(Boxed element entries)

################

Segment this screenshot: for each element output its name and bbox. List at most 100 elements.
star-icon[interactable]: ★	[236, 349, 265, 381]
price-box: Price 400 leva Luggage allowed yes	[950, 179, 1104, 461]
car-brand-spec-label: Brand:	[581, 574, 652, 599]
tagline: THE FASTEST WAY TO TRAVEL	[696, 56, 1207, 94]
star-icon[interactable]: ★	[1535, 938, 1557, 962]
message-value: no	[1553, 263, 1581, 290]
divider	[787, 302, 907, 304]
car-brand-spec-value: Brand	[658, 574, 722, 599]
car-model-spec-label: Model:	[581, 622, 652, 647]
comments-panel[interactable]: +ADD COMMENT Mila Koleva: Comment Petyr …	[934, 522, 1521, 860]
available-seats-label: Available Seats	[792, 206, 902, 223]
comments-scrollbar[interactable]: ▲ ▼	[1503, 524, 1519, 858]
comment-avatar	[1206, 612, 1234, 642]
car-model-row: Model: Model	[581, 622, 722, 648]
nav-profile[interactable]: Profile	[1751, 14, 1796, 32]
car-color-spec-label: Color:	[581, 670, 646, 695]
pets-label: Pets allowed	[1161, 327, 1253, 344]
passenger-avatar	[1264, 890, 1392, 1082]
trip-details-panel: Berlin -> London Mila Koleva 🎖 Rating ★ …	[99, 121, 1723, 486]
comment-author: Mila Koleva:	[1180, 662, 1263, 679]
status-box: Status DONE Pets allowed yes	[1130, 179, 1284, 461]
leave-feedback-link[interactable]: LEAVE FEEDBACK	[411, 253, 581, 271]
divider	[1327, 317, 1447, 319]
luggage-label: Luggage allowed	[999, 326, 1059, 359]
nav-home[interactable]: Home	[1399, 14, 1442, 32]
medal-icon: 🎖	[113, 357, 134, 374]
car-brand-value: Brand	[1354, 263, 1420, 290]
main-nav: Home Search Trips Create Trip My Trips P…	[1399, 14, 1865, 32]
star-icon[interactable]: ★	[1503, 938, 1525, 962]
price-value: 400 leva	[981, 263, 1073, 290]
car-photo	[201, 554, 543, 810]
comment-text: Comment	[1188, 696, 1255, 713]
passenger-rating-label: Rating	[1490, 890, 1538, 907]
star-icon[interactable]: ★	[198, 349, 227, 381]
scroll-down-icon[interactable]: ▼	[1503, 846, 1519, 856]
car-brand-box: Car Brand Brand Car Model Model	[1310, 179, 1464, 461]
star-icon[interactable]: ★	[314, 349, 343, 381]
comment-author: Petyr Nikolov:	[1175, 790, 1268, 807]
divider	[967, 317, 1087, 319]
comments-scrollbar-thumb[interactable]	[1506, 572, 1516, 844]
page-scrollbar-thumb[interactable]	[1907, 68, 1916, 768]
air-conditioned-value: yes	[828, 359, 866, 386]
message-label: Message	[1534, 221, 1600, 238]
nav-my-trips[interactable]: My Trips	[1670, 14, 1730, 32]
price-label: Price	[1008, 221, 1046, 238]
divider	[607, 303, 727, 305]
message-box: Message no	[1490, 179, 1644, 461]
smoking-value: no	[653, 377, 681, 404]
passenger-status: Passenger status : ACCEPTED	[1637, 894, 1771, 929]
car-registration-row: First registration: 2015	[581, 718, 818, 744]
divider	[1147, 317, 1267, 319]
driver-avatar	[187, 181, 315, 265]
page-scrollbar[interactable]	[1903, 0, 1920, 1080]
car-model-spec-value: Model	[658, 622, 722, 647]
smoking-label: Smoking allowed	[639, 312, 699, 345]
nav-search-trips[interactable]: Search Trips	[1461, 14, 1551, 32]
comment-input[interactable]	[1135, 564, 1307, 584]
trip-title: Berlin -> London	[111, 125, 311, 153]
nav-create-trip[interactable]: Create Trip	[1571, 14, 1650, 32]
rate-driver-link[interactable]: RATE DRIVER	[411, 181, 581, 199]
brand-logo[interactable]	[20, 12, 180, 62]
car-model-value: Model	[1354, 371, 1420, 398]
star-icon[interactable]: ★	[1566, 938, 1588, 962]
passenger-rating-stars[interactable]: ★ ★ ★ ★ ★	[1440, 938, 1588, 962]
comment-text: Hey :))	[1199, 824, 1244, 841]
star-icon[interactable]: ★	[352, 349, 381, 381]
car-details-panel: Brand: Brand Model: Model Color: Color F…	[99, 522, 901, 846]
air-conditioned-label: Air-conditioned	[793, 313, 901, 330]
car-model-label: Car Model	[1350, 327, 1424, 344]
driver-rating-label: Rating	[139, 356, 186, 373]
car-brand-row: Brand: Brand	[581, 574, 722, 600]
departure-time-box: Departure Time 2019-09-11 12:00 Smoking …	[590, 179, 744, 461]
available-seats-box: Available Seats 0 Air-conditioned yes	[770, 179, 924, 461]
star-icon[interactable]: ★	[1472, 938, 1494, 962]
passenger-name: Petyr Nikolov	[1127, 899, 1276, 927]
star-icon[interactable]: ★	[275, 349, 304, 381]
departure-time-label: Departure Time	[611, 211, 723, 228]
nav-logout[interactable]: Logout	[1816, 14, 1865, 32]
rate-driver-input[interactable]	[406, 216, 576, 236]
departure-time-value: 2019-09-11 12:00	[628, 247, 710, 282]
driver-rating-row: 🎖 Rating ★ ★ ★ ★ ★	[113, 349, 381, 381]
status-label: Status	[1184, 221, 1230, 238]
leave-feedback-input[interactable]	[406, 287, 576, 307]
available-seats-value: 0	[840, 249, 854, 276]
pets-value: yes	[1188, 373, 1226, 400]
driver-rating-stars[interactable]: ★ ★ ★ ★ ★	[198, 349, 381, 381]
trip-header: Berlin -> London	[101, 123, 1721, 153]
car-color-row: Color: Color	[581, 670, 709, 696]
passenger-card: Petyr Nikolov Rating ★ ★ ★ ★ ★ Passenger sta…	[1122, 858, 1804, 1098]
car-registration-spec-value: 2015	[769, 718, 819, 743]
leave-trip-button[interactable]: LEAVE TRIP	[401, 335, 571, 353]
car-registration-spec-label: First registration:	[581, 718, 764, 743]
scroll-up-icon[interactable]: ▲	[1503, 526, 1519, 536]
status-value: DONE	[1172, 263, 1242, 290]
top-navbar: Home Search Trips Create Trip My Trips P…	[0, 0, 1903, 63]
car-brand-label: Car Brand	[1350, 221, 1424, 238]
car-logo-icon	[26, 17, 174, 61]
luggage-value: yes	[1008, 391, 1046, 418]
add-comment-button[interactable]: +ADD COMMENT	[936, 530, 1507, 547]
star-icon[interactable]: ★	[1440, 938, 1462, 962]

################

CHALLENGE —
Please reproduce the rows above word for word.

EXERCISE RESPONSE —
Segment this screenshot: for each element output its name and bbox. List at most 100 elements.
star-icon[interactable]: ★	[236, 349, 265, 381]
price-box: Price 400 leva Luggage allowed yes	[950, 179, 1104, 461]
car-brand-spec-label: Brand:	[581, 574, 652, 599]
tagline: THE FASTEST WAY TO TRAVEL	[696, 56, 1207, 94]
star-icon[interactable]: ★	[1535, 938, 1557, 962]
message-value: no	[1553, 263, 1581, 290]
divider	[787, 302, 907, 304]
car-brand-spec-value: Brand	[658, 574, 722, 599]
car-model-spec-label: Model:	[581, 622, 652, 647]
comments-panel[interactable]: +ADD COMMENT Mila Koleva: Comment Petyr …	[934, 522, 1521, 860]
available-seats-label: Available Seats	[792, 206, 902, 223]
comments-scrollbar[interactable]: ▲ ▼	[1503, 524, 1519, 858]
comment-avatar	[1206, 612, 1234, 642]
car-model-row: Model: Model	[581, 622, 722, 648]
nav-profile[interactable]: Profile	[1751, 14, 1796, 32]
car-color-spec-label: Color:	[581, 670, 646, 695]
pets-label: Pets allowed	[1161, 327, 1253, 344]
passenger-avatar	[1264, 890, 1392, 1082]
trip-details-panel: Berlin -> London Mila Koleva 🎖 Rating ★ …	[99, 121, 1723, 486]
comment-author: Mila Koleva:	[1180, 662, 1263, 679]
status-box: Status DONE Pets allowed yes	[1130, 179, 1284, 461]
leave-feedback-link[interactable]: LEAVE FEEDBACK	[411, 253, 581, 271]
divider	[1327, 317, 1447, 319]
luggage-label: Luggage allowed	[999, 326, 1059, 359]
nav-home[interactable]: Home	[1399, 14, 1442, 32]
medal-icon: 🎖	[113, 357, 134, 374]
car-brand-value: Brand	[1354, 263, 1420, 290]
main-nav: Home Search Trips Create Trip My Trips P…	[1399, 14, 1865, 32]
star-icon[interactable]: ★	[1503, 938, 1525, 962]
price-value: 400 leva	[981, 263, 1073, 290]
car-photo	[201, 554, 543, 810]
comment-text: Comment	[1188, 696, 1255, 713]
passenger-rating-label: Rating	[1490, 890, 1538, 907]
star-icon[interactable]: ★	[198, 349, 227, 381]
scroll-down-icon[interactable]: ▼	[1503, 846, 1519, 856]
car-brand-box: Car Brand Brand Car Model Model	[1310, 179, 1464, 461]
star-icon[interactable]: ★	[314, 349, 343, 381]
comment-author: Petyr Nikolov:	[1175, 790, 1268, 807]
divider	[967, 317, 1087, 319]
comments-scrollbar-thumb[interactable]	[1506, 572, 1516, 844]
page-scrollbar-thumb[interactable]	[1907, 68, 1916, 768]
air-conditioned-value: yes	[828, 359, 866, 386]
message-label: Message	[1534, 221, 1600, 238]
nav-my-trips[interactable]: My Trips	[1670, 14, 1730, 32]
price-label: Price	[1008, 221, 1046, 238]
divider	[607, 303, 727, 305]
message-box: Message no	[1490, 179, 1644, 461]
smoking-value: no	[653, 377, 681, 404]
passenger-status: Passenger status : ACCEPTED	[1637, 894, 1771, 929]
car-registration-row: First registration: 2015	[581, 718, 818, 744]
divider	[1147, 317, 1267, 319]
driver-avatar	[187, 181, 315, 265]
page-scrollbar[interactable]	[1903, 0, 1920, 1080]
car-model-spec-value: Model	[658, 622, 722, 647]
smoking-label: Smoking allowed	[639, 312, 699, 345]
nav-search-trips[interactable]: Search Trips	[1461, 14, 1551, 32]
comment-input[interactable]	[1135, 564, 1307, 584]
trip-title: Berlin -> London	[111, 125, 311, 153]
nav-create-trip[interactable]: Create Trip	[1571, 14, 1650, 32]
rate-driver-link[interactable]: RATE DRIVER	[411, 181, 581, 199]
brand-logo[interactable]	[20, 12, 180, 62]
car-model-value: Model	[1354, 371, 1420, 398]
star-icon[interactable]: ★	[1566, 938, 1588, 962]
passenger-rating-stars[interactable]: ★ ★ ★ ★ ★	[1440, 938, 1588, 962]
comment-text: Hey :))	[1199, 824, 1244, 841]
star-icon[interactable]: ★	[352, 349, 381, 381]
car-details-panel: Brand: Brand Model: Model Color: Color F…	[99, 522, 901, 846]
air-conditioned-label: Air-conditioned	[793, 313, 901, 330]
car-model-label: Car Model	[1350, 327, 1424, 344]
driver-rating-label: Rating	[139, 356, 186, 373]
car-brand-row: Brand: Brand	[581, 574, 722, 600]
departure-time-box: Departure Time 2019-09-11 12:00 Smoking …	[590, 179, 744, 461]
available-seats-box: Available Seats 0 Air-conditioned yes	[770, 179, 924, 461]
star-icon[interactable]: ★	[1472, 938, 1494, 962]
passenger-name: Petyr Nikolov	[1127, 899, 1276, 927]
star-icon[interactable]: ★	[275, 349, 304, 381]
departure-time-label: Departure Time	[611, 211, 723, 228]
nav-logout[interactable]: Logout	[1816, 14, 1865, 32]
rate-driver-input[interactable]	[406, 216, 576, 236]
departure-time-value: 2019-09-11 12:00	[628, 247, 710, 282]
driver-rating-row: 🎖 Rating ★ ★ ★ ★ ★	[113, 349, 381, 381]
status-label: Status	[1184, 221, 1230, 238]
leave-feedback-input[interactable]	[406, 287, 576, 307]
available-seats-value: 0	[840, 249, 854, 276]
pets-value: yes	[1188, 373, 1226, 400]
driver-rating-stars[interactable]: ★ ★ ★ ★ ★	[198, 349, 381, 381]
trip-header: Berlin -> London	[101, 123, 1721, 153]
car-color-row: Color: Color	[581, 670, 709, 696]
passenger-card: Petyr Nikolov Rating ★ ★ ★ ★ ★ Passenger sta…	[1122, 858, 1804, 1098]
car-registration-spec-value: 2015	[769, 718, 819, 743]
leave-trip-button[interactable]: LEAVE TRIP	[401, 335, 571, 353]
car-registration-spec-label: First registration:	[581, 718, 764, 743]
scroll-up-icon[interactable]: ▲	[1503, 526, 1519, 536]
status-value: DONE	[1172, 263, 1242, 290]
top-navbar: Home Search Trips Create Trip My Trips P…	[0, 0, 1903, 63]
car-brand-label: Car Brand	[1350, 221, 1424, 238]
car-logo-icon	[26, 17, 174, 61]
luggage-value: yes	[1008, 391, 1046, 418]
add-comment-button[interactable]: +ADD COMMENT	[936, 530, 1507, 547]
star-icon[interactable]: ★	[1440, 938, 1462, 962]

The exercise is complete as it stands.